*Aufgabenstellung*.
**a.** Fassen Sie den Artikel über den Thurgauer Aprikosenhof in zwei Sätzen zusammen.
**b.** Ersetzen Sie im Artikel über den Thurgauer Aprikosenhof „Facebook-Aktion“ durch „Online-Aktion“, und geben Sie die Passage wieder, beginnend bei „Zwei Tonnen vom“ und endend bei „Waste zu unternehmen.“.
**c.** Führen Sie den Artikel über den Thurgauer Aprikosenhof im Anschluss an seinen letzten Satz weiter.

*Dokument*.
##########

Thurgauer Aprikosenhof rettet zwei Tonnen Aprikosen vor dem Müll

Zwei Tonnen vom Regen gezeichnete Aprikosen aus dem Thurgau wurden dank einer Facebook-Aktion dennoch verkauft. Die Initianten waren vom Erfolg überrascht. Viele prangen indes die Grossverteiler an, zu wenig gegen Food Waste zu unternehmen.

Manuela Bruhin am 14. August 2019

Wer wünscht sie nicht, die Story mit einem Happy End. Dies erlebte kürzlich auch der Thurgauer Aprikosenhof. Der Regen machte der Früchteernte einen Strich durch die Rechnung. Das Ergebnis: viel zu viele Aprikosen der zweiten Klasse. Macht der Anteil der Aprikosen zweiter Klasse üblicherweise einen Anteil von rund 20 Prozent aus, waren es in dieser Saison satte 80 Prozent. Zu viele also, als dass die Grossverteiler diese übernehmen konnten. Diverse Medien schlugen mit ihren Meldungen nur zu gern in die Kerbe der «bösen» Grossverteilern, welche unförmige oder leicht verregnete Früchte nicht mehr weiterverkaufen würden. Dies ist aber nur die halbe Wahrheit.

##########

*Bereitgestellte Zeilen*.

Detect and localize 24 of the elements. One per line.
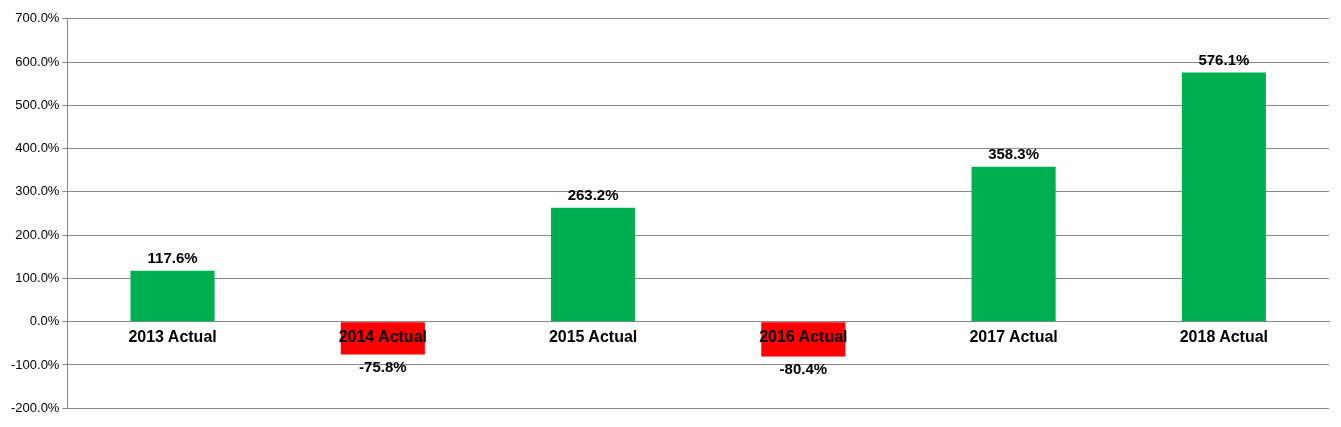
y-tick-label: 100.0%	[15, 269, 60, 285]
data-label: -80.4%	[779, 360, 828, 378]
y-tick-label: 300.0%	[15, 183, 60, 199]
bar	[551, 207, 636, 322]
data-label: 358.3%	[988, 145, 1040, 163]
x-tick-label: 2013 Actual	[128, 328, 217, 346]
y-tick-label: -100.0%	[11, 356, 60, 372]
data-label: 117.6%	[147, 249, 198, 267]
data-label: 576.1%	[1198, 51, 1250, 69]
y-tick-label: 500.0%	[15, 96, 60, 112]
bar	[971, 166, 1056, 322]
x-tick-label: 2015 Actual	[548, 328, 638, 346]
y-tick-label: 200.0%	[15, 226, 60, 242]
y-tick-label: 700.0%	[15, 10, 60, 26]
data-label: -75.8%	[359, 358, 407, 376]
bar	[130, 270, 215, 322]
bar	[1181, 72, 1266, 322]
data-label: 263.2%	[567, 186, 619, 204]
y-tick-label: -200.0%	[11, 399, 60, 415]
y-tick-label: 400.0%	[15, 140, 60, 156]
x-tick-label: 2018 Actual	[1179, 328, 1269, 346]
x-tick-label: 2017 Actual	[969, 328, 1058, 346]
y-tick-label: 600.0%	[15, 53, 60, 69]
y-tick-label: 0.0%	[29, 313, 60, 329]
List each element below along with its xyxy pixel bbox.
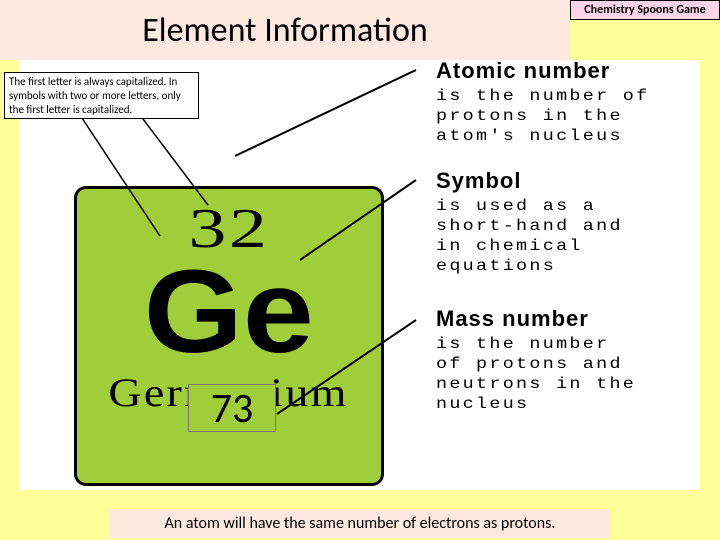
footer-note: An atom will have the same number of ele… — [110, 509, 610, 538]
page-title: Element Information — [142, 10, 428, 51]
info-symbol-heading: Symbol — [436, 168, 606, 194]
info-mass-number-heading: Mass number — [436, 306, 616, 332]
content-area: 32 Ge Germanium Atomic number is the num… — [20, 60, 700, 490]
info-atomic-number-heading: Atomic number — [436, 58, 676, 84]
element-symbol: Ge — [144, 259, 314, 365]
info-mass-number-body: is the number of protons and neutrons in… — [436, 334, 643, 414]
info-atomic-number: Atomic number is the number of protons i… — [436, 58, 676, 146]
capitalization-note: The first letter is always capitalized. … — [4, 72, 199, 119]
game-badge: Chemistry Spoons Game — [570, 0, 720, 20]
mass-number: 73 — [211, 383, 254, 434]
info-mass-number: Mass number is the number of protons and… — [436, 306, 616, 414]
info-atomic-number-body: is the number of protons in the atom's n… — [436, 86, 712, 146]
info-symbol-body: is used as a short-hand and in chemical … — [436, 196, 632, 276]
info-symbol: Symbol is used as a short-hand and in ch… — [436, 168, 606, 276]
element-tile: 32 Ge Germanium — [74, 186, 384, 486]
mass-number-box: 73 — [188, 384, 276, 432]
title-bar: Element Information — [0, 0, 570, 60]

##########

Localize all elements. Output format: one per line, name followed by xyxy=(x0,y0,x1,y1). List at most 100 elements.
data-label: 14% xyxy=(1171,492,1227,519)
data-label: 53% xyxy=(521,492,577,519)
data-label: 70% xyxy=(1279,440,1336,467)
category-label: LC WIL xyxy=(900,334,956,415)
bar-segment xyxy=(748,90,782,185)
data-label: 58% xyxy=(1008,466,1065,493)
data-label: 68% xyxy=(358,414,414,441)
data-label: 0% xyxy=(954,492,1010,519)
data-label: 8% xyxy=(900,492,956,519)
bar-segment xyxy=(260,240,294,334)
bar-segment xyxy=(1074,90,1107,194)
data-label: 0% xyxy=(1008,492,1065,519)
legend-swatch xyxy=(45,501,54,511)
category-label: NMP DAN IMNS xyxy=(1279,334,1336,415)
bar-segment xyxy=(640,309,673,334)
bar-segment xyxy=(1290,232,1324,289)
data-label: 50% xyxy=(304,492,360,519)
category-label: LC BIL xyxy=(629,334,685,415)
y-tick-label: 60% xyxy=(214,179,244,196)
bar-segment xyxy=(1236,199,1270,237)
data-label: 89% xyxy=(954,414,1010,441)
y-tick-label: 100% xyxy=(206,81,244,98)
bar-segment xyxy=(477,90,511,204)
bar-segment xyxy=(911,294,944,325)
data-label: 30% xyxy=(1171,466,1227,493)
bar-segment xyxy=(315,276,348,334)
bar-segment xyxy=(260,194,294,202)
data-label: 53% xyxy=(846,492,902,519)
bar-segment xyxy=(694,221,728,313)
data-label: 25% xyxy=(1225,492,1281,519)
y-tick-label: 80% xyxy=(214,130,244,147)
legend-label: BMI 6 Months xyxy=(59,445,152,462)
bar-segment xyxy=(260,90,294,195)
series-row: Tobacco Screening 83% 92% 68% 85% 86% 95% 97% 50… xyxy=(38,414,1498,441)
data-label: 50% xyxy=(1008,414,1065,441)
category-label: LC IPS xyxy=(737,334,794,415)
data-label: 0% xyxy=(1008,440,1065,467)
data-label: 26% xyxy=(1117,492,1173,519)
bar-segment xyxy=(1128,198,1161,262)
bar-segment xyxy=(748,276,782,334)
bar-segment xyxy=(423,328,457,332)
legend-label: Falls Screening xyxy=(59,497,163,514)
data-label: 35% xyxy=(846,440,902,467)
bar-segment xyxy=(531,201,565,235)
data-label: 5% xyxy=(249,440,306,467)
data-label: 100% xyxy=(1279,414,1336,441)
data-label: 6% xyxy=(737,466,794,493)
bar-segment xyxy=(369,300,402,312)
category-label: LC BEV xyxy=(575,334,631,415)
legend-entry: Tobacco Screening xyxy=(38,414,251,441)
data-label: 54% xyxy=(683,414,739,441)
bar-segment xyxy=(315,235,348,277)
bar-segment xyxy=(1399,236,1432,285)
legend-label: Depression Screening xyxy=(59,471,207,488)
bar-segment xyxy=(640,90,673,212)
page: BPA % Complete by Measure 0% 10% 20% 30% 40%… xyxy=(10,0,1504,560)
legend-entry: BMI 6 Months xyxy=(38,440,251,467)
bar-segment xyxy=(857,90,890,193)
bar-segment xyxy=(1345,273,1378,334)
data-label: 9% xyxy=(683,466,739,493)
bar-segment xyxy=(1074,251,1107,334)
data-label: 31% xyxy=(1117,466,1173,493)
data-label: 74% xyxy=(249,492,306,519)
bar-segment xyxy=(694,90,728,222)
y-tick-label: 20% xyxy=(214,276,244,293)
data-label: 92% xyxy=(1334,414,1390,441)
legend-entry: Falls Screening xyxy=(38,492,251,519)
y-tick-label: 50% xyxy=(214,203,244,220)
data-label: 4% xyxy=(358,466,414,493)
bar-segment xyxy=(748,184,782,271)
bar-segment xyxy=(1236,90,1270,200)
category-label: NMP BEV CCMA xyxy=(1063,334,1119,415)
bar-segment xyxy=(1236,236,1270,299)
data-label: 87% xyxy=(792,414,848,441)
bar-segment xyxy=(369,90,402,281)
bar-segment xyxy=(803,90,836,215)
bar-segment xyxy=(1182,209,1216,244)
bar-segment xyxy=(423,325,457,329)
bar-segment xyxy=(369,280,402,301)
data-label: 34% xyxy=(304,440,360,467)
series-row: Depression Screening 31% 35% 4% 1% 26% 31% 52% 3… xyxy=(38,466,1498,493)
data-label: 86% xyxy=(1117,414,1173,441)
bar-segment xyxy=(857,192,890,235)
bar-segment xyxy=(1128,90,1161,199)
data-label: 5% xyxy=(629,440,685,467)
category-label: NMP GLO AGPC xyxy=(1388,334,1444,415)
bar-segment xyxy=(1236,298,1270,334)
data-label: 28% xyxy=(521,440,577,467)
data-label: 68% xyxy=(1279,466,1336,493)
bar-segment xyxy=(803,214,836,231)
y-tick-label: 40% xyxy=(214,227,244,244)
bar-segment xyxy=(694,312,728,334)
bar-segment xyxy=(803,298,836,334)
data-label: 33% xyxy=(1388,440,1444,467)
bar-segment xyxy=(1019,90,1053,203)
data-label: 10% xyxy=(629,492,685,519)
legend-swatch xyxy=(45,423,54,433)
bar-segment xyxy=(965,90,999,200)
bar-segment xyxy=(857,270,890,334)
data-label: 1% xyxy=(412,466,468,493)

##########

*Ergebnisse je Aufgabe*.
**a.** Wegen des Regens waren in dieser Saison beim Thurgauer Aprikosenhof rund 80 statt der üblichen 20 Prozent der Aprikosen zweiter Klasse, zu viele, als dass die Grossverteiler sie hätten übernehmen können. Dank einer Facebook-Aktion wurden die zwei Tonnen vom Regen gezeichneten Aprikosen dennoch verkauft, und die Initianten waren vom Erfolg überrascht.

**b.**
Zwei Tonnen vom Regen gezeichnete Aprikosen aus dem Thurgau wurden dank einer Online-Aktion dennoch verkauft. Die Initianten waren vom Erfolg überrascht. Viele prangen indes die Grossverteiler an, zu wenig gegen Food Waste zu unternehmen.

**c.**
Überwältigende Reaktion

Zwar verkauft der Aprikosenhof den Grossteil seiner Früchte durch die Direktvermarktung. Daneben gibt es noch zwei, drei Grossverteiler. Grundsätzlich werden auch hier Aprikosen zweiter Klassen weiterverkauft. «In diesem Jahr machte der Anteil jedoch zwei Tonnen aus. So viel also, dass sowohl Grossverteiler wie auch wir selber an die Grenzen stiessen», sagt Verkaufsleiter Manuel Horvath. Man überlegte hin und her, was man mit den besagten Früchten machen könnte. Bis schliesslich der Aufruf über Facebook erfolgte. Unter dem Titel «Rettet die Ernte vor dem Müll» wurden die Aprikosen für zwei Franken pro Kilo angepriesen – die Resonanz war überwältigend, wie Horvath weiter erklärt. «Nach vier Stunden waren alle Früchte weg. Damit hätten wir nie gerechnet.»

Keine Möglichkeit?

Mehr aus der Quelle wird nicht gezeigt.